So you’re doing a site survey, installation, or support call and you’re tasked with taking lots of digital photos to document your visit. Photos might include the condition of the site at various locations, physical attributes of locations where equipment may be mounted, condition of wiring closets, type and orientation of racked equipment, building access for lifts and ladders, electrical panels, patch panels, wall construction, ceiling construction, partial or completed installations, and more. The photos are going to be used by remote solution engineers and project managers to create bills of materials, define scopes of work, validate work performance, communicate with their clients, and more.
You are going to send a gallery of dozens of photos to your client. How can you quickly and easily label and organize them so the client understands what they are?
Before taking a picture or series of pictures of your subject targets, take a picture of a piece of paper in which you’ve jotted down in heavy marker the description of what you are about to take pictures of . . . e.g. "patch panel in manager’s office before install"; "patch panel in manager’s office after install"; "bank teller digital sign – completed install"; "customer waiting area digital sign – completed install"; and so on. Several pictures may follow each “description”. Before you start taking pictures of any target subjects, label the entire gallery with a title description . . . e.g. "Branch 401 Digital Signage installation, 7/20/2014".
This approach adds a few minutes to the total time required for the photo taking, but saves many hours on the back end trying to figure out which pictures are what, and trying to manually sort and rename files after you’ve left the site.
To save even more time, use an e-writer like the Boogie Board shown here.

§ **DATASET ENTRIES**
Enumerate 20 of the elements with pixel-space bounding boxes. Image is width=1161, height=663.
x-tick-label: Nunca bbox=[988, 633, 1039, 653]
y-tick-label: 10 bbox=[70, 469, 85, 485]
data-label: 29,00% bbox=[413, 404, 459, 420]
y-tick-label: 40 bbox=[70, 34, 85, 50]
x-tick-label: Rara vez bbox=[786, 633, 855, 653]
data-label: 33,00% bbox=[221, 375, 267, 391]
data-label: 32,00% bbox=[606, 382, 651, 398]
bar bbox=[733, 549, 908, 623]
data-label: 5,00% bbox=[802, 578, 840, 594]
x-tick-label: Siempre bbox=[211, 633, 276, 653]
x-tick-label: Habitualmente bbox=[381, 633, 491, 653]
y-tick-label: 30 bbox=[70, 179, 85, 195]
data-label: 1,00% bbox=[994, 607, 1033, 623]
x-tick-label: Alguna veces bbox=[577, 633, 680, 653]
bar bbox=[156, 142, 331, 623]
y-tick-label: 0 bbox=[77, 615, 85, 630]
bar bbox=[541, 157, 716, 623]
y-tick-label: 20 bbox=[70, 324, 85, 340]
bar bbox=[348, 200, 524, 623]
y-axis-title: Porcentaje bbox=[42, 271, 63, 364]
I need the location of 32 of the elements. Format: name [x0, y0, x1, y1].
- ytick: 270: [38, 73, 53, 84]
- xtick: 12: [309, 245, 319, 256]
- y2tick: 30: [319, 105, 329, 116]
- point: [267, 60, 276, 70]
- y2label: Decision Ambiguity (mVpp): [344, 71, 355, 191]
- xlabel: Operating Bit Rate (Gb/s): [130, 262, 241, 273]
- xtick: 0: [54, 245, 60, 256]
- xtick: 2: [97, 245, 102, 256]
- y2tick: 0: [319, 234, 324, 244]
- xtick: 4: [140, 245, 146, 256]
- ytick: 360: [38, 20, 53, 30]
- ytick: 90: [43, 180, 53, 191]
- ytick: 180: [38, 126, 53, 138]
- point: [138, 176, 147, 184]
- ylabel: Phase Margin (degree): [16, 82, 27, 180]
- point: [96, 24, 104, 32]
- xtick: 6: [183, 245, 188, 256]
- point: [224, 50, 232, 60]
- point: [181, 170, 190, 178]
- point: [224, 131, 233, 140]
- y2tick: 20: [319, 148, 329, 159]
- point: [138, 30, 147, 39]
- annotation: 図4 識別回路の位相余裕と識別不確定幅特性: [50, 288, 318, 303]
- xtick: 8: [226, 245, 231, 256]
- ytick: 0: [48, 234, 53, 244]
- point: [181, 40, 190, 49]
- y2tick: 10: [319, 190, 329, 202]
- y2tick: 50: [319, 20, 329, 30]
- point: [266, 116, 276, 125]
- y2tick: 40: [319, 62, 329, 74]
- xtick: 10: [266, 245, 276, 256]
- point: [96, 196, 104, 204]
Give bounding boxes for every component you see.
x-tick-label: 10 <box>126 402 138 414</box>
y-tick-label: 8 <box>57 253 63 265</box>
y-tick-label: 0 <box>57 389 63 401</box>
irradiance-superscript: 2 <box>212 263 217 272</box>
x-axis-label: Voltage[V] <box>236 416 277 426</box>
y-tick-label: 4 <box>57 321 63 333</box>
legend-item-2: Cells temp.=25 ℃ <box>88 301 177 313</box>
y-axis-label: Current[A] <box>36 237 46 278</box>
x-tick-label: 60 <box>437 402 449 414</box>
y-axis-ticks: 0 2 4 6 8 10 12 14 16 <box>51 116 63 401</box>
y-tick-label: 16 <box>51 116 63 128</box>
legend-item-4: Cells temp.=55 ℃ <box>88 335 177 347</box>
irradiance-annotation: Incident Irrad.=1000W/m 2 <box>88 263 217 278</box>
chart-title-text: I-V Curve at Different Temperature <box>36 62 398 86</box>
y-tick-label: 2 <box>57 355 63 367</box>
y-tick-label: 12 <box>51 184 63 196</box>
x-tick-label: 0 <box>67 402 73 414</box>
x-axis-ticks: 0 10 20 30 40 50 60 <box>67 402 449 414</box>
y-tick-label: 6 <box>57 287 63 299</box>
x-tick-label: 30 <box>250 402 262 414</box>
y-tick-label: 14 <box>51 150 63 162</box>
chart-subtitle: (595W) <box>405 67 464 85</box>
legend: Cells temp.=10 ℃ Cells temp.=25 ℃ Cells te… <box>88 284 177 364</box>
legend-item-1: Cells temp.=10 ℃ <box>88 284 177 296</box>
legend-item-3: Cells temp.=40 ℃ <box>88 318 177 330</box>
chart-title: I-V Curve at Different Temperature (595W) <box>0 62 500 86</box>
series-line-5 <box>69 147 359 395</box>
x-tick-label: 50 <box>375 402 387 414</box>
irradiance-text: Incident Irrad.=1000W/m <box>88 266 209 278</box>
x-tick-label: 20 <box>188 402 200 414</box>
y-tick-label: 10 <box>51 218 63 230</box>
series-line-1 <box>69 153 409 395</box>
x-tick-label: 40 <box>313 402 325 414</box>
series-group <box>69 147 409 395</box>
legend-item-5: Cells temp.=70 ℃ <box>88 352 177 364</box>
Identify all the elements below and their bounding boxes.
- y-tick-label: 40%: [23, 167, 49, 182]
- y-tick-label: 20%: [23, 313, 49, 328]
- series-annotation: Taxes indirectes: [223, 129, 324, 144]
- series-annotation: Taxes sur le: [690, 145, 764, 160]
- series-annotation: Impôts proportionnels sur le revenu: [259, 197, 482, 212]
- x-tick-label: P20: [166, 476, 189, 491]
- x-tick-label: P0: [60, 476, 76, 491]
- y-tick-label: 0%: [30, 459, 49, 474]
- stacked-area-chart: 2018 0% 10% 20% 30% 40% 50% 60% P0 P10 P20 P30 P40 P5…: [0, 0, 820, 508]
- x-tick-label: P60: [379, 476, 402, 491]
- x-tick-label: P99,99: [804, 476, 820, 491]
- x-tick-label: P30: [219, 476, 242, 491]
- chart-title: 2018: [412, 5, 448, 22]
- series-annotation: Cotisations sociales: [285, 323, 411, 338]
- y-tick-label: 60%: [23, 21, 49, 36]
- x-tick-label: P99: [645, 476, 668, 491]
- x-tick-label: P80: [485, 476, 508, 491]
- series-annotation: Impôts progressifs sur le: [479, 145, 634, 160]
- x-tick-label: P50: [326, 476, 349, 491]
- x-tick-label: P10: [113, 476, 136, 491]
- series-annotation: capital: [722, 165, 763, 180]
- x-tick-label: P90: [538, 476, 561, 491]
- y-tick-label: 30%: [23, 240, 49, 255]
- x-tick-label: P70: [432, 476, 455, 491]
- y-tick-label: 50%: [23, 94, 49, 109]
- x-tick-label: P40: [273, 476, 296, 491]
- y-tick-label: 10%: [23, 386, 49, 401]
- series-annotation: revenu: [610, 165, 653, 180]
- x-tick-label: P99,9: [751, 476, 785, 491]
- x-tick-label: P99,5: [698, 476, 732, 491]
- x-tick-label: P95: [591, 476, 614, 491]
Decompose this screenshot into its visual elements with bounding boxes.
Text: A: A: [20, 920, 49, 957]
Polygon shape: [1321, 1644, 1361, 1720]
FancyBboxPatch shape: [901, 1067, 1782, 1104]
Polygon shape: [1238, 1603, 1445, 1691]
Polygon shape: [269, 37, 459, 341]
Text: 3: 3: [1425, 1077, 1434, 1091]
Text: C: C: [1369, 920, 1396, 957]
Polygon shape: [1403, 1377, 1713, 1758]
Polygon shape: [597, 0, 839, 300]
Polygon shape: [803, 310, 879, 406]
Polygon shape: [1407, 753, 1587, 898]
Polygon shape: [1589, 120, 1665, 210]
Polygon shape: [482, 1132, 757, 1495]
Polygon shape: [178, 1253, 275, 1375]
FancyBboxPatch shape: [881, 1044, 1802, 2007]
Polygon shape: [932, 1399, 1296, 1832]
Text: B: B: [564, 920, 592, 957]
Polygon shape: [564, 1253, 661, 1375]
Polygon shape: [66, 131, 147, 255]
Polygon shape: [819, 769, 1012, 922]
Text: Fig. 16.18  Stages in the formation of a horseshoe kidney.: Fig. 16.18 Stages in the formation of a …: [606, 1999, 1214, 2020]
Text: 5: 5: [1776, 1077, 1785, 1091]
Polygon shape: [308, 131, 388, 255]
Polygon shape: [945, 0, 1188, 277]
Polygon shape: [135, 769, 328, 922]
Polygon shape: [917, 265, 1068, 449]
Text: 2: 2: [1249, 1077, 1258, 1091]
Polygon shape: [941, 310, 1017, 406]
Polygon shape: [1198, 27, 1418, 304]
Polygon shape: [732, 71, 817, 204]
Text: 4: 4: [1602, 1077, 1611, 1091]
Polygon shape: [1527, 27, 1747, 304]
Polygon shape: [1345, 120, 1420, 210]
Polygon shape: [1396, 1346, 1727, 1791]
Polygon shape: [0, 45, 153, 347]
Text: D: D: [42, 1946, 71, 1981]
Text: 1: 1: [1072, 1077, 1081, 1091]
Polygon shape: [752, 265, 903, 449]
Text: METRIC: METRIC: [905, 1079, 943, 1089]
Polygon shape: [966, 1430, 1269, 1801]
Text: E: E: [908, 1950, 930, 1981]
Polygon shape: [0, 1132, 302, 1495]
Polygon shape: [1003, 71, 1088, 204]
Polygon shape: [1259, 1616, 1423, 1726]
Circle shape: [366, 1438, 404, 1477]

§ **TASKS TO CARRY OUT**
(a) In the photo-labeling article, translate this sentence into Spanish: "To save even more time, use an e-writer like the Boogie Board shown here."
(b) Copy the photo-labeling article from "You are going" up to and including "what they are?".

§ **ANSWERS GIVEN**
(a) Para ahorrar aún más tiempo, usa un dispositivo de escritura electrónica como el Boogie Board que se muestra aquí.

(b)
You are going to send a gallery of dozens of photos to your client. How can you quickly and easily label and organize them so the client understands what they are?